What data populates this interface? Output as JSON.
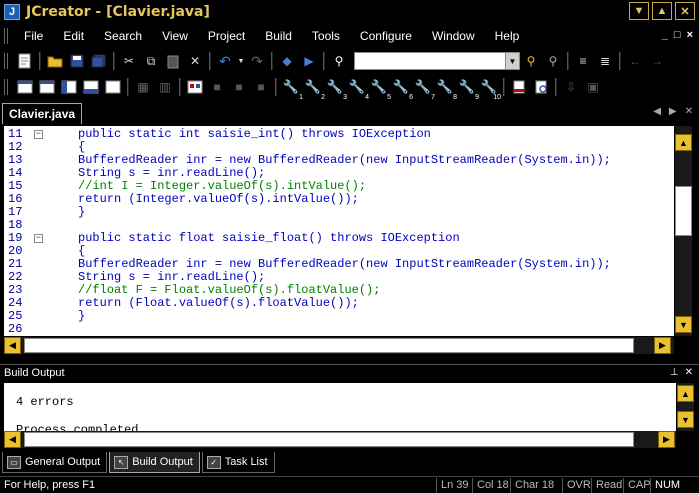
{
  "window": {
    "app_icon_letter": "J",
    "title": "JCreator - [Clavier.java]",
    "min": "▼",
    "max": "▲",
    "close": "✕"
  },
  "menu": {
    "items": [
      "File",
      "Edit",
      "Search",
      "View",
      "Project",
      "Build",
      "Tools",
      "Configure",
      "Window",
      "Help"
    ],
    "mdi_buttons": [
      "_",
      "□",
      "×"
    ]
  },
  "editor": {
    "tab": "Clavier.java",
    "lines": [
      {
        "n": "11",
        "text": "public static int saisie_int() throws IOException",
        "type": "code",
        "fold": "minus"
      },
      {
        "n": "12",
        "text": "{",
        "type": "code"
      },
      {
        "n": "13",
        "text": "BufferedReader inr = new BufferedReader(new InputStreamReader(System.in));",
        "type": "code"
      },
      {
        "n": "14",
        "text": "String s = inr.readLine();",
        "type": "code"
      },
      {
        "n": "15",
        "text": "//int I = Integer.valueOf(s).intValue();",
        "type": "comment"
      },
      {
        "n": "16",
        "text": "return (Integer.valueOf(s).intValue());",
        "type": "code"
      },
      {
        "n": "17",
        "text": "}",
        "type": "code"
      },
      {
        "n": "18",
        "text": "",
        "type": "code"
      },
      {
        "n": "19",
        "text": "public static float saisie_float() throws IOException",
        "type": "code",
        "fold": "minus"
      },
      {
        "n": "20",
        "text": "{",
        "type": "code"
      },
      {
        "n": "21",
        "text": "BufferedReader inr = new BufferedReader(new InputStreamReader(System.in));",
        "type": "code"
      },
      {
        "n": "22",
        "text": "String s = inr.readLine();",
        "type": "code"
      },
      {
        "n": "23",
        "text": "//float F = Float.valueOf(s).floatValue();",
        "type": "comment"
      },
      {
        "n": "24",
        "text": "return (Float.valueOf(s).floatValue());",
        "type": "code"
      },
      {
        "n": "25",
        "text": "}",
        "type": "code"
      },
      {
        "n": "26",
        "text": "",
        "type": "code"
      }
    ]
  },
  "output_panel": {
    "title": "Build Output",
    "lines": [
      "4 errors",
      "",
      "Process completed."
    ],
    "tabs": [
      {
        "label": "General Output",
        "active": false
      },
      {
        "label": "Build Output",
        "active": true
      },
      {
        "label": "Task List",
        "active": false
      }
    ]
  },
  "status": {
    "help": "For Help, press F1",
    "ln": "Ln 39",
    "col": "Col 18",
    "char": "Char 18",
    "ovr": "OVR",
    "read": "Read",
    "cap": "CAP",
    "num": "NUM"
  },
  "colors": {
    "title_text": "#e8c65a",
    "scroll_button": "#e8c030",
    "code_blue": "#0000c0",
    "comment_green": "#008000"
  }
}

To be done: The data should be printed again unchanged; leave its pictures out.

Full output:
What data populates this interface? Output as JSON.
{
  "window": {
    "app_icon_letter": "J",
    "title": "JCreator - [Clavier.java]",
    "min": "▼",
    "max": "▲",
    "close": "✕"
  },
  "menu": {
    "items": [
      "File",
      "Edit",
      "Search",
      "View",
      "Project",
      "Build",
      "Tools",
      "Configure",
      "Window",
      "Help"
    ],
    "mdi_buttons": [
      "_",
      "□",
      "×"
    ]
  },
  "editor": {
    "tab": "Clavier.java",
    "lines": [
      {
        "n": "11",
        "text": "public static int saisie_int() throws IOException",
        "type": "code",
        "fold": "minus"
      },
      {
        "n": "12",
        "text": "{",
        "type": "code"
      },
      {
        "n": "13",
        "text": "BufferedReader inr = new BufferedReader(new InputStreamReader(System.in));",
        "type": "code"
      },
      {
        "n": "14",
        "text": "String s = inr.readLine();",
        "type": "code"
      },
      {
        "n": "15",
        "text": "//int I = Integer.valueOf(s).intValue();",
        "type": "comment"
      },
      {
        "n": "16",
        "text": "return (Integer.valueOf(s).intValue());",
        "type": "code"
      },
      {
        "n": "17",
        "text": "}",
        "type": "code"
      },
      {
        "n": "18",
        "text": "",
        "type": "code"
      },
      {
        "n": "19",
        "text": "public static float saisie_float() throws IOException",
        "type": "code",
        "fold": "minus"
      },
      {
        "n": "20",
        "text": "{",
        "type": "code"
      },
      {
        "n": "21",
        "text": "BufferedReader inr = new BufferedReader(new InputStreamReader(System.in));",
        "type": "code"
      },
      {
        "n": "22",
        "text": "String s = inr.readLine();",
        "type": "code"
      },
      {
        "n": "23",
        "text": "//float F = Float.valueOf(s).floatValue();",
        "type": "comment"
      },
      {
        "n": "24",
        "text": "return (Float.valueOf(s).floatValue());",
        "type": "code"
      },
      {
        "n": "25",
        "text": "}",
        "type": "code"
      },
      {
        "n": "26",
        "text": "",
        "type": "code"
      }
    ]
  },
  "output_panel": {
    "title": "Build Output",
    "lines": [
      "4 errors",
      "",
      "Process completed."
    ],
    "tabs": [
      {
        "label": "General Output",
        "active": false
      },
      {
        "label": "Build Output",
        "active": true
      },
      {
        "label": "Task List",
        "active": false
      }
    ]
  },
  "status": {
    "help": "For Help, press F1",
    "ln": "Ln 39",
    "col": "Col 18",
    "char": "Char 18",
    "ovr": "OVR",
    "read": "Read",
    "cap": "CAP",
    "num": "NUM"
  },
  "colors": {
    "title_text": "#e8c65a",
    "scroll_button": "#e8c030",
    "code_blue": "#0000c0",
    "comment_green": "#008000"
  }
}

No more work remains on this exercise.